§ EXERCISE AIM
Write out all of the data exactly as it appears.

(Collection entries)
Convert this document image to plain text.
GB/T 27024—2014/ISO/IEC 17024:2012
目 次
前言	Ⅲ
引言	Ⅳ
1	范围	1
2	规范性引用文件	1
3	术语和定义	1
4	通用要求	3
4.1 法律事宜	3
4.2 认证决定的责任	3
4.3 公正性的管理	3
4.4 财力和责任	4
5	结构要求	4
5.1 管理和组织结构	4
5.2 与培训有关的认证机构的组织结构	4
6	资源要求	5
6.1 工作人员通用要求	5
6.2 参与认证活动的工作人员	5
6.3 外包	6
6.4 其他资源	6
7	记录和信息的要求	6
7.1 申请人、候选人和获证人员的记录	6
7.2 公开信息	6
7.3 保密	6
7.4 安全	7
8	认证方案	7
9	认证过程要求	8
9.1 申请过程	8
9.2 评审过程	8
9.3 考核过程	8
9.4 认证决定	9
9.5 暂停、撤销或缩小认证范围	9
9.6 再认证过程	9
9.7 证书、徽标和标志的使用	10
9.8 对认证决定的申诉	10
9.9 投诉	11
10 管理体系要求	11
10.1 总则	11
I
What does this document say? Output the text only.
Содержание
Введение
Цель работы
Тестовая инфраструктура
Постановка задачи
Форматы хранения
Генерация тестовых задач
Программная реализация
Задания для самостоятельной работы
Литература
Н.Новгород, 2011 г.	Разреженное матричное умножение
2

§ ANSWER BELOW
Convert this document image to plain text.
GB/T 27024—2014/ISO/IEC 17024:2012
目 次
前言	Ⅲ
引言	Ⅳ
1	范围	1
2	规范性引用文件	1
3	术语和定义	1
4	通用要求	3
4.1 法律事宜	3
4.2 认证决定的责任	3
4.3 公正性的管理	3
4.4 财力和责任	4
5	结构要求	4
5.1 管理和组织结构	4
5.2 与培训有关的认证机构的组织结构	4
6	资源要求	5
6.1 工作人员通用要求	5
6.2 参与认证活动的工作人员	5
6.3 外包	6
6.4 其他资源	6
7	记录和信息的要求	6
7.1 申请人、候选人和获证人员的记录	6
7.2 公开信息	6
7.3 保密	6
7.4 安全	7
8	认证方案	7
9	认证过程要求	8
9.1 申请过程	8
9.2 评审过程	8
9.3 考核过程	8
9.4 认证决定	9
9.5 暂停、撤销或缩小认证范围	9
9.6 再认证过程	9
9.7 证书、徽标和标志的使用	10
9.8 对认证决定的申诉	10
9.9 投诉	11
10 管理体系要求	11
10.1 总则	11
I
What does this document say? Output the text only.
Содержание
Введение
Цель работы
Тестовая инфраструктура
Постановка задачи
Форматы хранения
Генерация тестовых задач
Программная реализация
Задания для самостоятельной работы
Литература
Н.Новгород, 2011 г.	Разреженное матричное умножение
2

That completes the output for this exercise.